(Raw records)
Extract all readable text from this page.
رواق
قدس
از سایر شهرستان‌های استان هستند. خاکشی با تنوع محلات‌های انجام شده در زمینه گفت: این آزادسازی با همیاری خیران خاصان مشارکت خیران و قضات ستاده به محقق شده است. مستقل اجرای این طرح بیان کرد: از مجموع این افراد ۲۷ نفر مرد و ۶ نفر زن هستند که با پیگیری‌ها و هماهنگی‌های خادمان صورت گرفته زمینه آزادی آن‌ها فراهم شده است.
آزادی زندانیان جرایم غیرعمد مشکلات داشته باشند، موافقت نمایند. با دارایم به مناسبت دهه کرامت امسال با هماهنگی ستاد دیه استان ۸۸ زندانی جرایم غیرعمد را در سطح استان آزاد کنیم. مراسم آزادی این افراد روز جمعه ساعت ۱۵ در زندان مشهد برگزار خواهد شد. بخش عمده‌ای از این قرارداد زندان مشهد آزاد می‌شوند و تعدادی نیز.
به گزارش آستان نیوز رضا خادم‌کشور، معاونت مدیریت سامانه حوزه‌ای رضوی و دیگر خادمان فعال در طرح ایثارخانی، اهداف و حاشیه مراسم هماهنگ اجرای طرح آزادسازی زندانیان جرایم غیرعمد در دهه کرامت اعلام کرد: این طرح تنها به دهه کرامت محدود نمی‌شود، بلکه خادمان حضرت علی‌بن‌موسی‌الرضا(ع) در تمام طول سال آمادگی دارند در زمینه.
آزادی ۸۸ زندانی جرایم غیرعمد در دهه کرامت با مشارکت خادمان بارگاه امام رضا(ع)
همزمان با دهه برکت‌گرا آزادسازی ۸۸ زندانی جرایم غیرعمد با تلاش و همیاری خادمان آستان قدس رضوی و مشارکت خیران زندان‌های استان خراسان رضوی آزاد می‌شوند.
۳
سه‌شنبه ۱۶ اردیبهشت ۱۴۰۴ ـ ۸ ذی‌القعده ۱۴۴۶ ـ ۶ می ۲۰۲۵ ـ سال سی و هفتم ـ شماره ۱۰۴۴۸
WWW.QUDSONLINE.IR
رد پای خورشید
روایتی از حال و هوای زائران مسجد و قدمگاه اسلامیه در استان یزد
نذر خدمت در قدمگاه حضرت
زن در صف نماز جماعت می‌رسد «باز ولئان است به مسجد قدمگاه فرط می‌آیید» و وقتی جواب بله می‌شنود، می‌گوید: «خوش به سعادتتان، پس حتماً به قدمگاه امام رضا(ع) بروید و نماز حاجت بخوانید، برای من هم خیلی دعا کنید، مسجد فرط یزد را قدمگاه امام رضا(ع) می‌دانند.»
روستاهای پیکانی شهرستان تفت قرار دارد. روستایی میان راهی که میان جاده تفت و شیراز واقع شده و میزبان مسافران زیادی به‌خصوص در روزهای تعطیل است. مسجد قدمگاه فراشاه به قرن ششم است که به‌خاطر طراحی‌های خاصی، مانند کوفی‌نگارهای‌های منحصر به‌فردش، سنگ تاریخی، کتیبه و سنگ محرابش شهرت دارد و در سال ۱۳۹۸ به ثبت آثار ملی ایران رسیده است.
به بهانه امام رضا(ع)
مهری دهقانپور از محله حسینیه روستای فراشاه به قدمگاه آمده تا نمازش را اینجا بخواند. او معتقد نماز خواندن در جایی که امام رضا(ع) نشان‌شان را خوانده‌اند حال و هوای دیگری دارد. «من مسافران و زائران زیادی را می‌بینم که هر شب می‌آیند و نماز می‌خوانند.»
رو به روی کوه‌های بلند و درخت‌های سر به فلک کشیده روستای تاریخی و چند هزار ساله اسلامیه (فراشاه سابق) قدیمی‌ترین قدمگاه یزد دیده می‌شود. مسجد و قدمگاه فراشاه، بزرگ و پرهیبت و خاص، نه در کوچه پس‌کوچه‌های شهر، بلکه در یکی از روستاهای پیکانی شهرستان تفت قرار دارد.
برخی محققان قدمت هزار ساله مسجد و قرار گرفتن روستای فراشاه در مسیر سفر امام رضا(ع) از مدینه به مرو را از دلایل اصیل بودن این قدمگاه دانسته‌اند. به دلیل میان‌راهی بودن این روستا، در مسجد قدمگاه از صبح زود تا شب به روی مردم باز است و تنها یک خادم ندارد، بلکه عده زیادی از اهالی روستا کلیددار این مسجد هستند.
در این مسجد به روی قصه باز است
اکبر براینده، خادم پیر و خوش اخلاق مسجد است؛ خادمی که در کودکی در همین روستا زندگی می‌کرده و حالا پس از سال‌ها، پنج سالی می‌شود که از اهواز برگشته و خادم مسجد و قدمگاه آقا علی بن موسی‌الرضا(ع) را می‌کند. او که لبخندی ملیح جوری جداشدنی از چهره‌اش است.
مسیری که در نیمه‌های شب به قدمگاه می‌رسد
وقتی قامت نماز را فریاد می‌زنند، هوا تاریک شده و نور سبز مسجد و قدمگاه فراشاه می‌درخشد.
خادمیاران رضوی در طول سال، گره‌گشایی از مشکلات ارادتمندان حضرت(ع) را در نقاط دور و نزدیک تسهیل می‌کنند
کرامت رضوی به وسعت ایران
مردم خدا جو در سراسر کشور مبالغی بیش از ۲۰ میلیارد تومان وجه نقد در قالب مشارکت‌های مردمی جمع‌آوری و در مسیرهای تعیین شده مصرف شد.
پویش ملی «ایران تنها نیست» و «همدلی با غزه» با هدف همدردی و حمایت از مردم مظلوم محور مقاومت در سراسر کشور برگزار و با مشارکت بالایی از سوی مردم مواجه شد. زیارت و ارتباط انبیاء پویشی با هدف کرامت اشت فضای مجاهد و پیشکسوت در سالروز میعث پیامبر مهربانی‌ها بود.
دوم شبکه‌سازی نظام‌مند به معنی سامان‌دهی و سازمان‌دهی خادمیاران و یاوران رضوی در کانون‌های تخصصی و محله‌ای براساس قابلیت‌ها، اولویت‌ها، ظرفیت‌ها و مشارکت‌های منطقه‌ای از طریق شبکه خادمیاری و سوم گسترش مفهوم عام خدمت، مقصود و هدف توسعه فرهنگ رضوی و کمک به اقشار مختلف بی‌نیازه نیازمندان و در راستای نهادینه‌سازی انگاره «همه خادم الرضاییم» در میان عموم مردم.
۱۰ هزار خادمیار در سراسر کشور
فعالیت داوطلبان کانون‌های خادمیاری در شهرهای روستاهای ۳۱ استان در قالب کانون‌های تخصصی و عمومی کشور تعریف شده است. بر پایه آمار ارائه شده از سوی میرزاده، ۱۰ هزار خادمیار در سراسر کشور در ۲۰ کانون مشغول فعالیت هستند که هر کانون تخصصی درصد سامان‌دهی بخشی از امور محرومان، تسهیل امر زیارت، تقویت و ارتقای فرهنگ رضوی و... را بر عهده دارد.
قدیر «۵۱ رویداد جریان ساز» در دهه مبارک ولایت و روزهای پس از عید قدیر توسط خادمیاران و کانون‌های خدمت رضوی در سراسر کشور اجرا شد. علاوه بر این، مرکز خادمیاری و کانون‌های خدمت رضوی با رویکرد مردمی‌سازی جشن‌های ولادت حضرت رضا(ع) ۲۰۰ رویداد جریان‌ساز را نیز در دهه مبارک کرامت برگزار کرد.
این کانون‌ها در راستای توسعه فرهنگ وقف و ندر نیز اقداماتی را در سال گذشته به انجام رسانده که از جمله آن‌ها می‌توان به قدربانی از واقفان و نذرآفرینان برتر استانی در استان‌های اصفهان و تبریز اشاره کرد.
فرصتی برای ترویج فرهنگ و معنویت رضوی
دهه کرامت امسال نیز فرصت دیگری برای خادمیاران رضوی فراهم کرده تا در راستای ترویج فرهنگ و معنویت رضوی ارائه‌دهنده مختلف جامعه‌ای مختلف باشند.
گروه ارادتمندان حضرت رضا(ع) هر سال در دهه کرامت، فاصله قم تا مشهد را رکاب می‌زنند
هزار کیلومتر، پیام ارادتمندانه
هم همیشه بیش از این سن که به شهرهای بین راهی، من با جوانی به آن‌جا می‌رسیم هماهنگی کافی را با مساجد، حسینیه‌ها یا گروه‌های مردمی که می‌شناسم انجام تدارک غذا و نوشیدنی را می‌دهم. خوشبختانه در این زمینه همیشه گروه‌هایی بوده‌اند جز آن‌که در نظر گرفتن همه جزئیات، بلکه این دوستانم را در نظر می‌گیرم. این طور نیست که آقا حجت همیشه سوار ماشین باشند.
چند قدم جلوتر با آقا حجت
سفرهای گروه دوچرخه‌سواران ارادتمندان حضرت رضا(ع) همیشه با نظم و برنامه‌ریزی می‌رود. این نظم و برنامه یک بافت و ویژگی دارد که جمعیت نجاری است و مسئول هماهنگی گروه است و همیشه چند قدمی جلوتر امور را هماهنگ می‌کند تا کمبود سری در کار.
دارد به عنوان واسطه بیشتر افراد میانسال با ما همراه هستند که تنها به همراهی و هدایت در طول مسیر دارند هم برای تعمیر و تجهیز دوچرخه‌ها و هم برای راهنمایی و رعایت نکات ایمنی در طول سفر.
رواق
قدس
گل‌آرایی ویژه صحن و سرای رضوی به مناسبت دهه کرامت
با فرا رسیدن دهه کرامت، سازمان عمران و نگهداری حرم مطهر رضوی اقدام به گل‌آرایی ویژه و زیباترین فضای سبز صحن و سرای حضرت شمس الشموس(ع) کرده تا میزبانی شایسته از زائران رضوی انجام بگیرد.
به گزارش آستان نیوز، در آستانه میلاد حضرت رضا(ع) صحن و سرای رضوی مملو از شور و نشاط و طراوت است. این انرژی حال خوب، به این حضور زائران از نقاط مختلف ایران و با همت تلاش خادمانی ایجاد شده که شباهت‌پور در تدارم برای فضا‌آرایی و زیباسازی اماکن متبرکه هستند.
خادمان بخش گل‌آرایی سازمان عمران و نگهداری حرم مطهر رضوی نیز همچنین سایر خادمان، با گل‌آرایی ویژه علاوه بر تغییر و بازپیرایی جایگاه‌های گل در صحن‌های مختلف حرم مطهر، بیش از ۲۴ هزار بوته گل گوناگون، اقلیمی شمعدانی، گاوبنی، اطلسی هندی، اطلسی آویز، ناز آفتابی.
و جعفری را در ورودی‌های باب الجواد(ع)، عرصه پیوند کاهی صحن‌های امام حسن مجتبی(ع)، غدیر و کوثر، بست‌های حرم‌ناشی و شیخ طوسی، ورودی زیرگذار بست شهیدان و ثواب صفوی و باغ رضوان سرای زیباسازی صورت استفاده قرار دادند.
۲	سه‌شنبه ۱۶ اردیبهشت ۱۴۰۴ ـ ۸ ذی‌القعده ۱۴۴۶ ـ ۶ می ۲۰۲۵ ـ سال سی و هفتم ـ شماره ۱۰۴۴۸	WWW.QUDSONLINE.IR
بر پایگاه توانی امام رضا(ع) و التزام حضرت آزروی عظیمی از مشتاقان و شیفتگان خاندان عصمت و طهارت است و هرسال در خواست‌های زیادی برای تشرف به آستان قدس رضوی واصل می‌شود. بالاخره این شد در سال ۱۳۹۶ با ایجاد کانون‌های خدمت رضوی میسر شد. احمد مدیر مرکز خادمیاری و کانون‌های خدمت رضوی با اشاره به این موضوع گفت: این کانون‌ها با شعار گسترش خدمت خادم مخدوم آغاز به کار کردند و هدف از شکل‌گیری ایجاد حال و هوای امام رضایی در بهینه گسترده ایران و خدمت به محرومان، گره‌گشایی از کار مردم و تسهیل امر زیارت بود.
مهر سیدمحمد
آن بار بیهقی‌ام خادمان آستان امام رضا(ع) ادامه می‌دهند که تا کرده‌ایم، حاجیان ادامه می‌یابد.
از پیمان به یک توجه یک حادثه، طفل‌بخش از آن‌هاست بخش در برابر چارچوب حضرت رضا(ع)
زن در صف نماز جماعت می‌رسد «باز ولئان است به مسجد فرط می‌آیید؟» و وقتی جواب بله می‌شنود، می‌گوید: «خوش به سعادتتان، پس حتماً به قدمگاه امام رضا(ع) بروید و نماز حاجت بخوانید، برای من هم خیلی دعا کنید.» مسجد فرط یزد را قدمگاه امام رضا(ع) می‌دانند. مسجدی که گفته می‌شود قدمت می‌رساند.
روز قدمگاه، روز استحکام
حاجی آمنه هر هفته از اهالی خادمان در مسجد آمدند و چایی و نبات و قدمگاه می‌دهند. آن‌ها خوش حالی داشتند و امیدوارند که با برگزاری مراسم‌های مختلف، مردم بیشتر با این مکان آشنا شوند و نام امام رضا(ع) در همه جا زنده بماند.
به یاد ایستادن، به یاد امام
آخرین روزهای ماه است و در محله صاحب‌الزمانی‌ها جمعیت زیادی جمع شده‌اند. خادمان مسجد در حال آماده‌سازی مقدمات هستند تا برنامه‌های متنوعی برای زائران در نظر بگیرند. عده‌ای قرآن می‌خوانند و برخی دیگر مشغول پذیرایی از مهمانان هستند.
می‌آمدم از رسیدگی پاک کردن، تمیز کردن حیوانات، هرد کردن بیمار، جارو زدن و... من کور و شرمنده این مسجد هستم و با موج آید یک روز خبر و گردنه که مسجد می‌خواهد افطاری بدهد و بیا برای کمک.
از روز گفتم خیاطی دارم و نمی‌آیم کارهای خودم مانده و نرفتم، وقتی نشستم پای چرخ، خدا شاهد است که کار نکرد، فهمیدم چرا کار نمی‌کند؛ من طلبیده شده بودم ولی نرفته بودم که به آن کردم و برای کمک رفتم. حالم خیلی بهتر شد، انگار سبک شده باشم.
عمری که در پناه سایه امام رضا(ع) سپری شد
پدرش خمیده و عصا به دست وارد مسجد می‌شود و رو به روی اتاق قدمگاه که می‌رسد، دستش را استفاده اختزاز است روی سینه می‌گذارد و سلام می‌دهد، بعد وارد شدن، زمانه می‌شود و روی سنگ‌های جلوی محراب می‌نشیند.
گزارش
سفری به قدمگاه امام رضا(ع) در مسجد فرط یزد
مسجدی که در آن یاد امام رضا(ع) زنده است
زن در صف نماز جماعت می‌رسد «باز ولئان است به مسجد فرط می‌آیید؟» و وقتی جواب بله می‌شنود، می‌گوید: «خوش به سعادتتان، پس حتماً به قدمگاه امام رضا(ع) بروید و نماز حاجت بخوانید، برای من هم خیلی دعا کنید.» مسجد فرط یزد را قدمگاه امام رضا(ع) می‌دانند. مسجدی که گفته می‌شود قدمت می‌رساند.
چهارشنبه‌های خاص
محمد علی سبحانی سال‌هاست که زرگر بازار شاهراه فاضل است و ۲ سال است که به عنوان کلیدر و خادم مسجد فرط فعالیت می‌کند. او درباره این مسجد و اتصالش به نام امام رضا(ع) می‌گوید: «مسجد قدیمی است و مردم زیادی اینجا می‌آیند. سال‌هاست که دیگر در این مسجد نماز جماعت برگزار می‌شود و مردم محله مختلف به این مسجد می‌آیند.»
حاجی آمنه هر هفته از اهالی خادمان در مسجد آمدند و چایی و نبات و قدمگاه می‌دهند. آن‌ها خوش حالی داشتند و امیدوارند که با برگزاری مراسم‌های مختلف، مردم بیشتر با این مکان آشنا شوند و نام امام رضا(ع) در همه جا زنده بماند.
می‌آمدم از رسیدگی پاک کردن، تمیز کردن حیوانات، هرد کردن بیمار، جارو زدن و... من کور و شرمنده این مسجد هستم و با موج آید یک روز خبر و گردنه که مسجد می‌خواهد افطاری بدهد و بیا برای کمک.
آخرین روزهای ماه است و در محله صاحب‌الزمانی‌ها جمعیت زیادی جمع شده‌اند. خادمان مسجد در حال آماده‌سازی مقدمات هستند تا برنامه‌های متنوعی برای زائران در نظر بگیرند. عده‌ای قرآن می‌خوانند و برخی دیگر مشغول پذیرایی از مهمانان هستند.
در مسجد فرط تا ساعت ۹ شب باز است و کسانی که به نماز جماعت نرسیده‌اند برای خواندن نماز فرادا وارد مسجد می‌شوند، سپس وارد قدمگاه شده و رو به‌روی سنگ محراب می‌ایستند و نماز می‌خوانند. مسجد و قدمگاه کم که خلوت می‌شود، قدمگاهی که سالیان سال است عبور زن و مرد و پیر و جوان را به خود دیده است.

EXERCISE REQUIREMENTS: Say how many lines have the string "سازمان" in them, offering no words beyond the number.

OUTPUT FOR THIS TASK: 3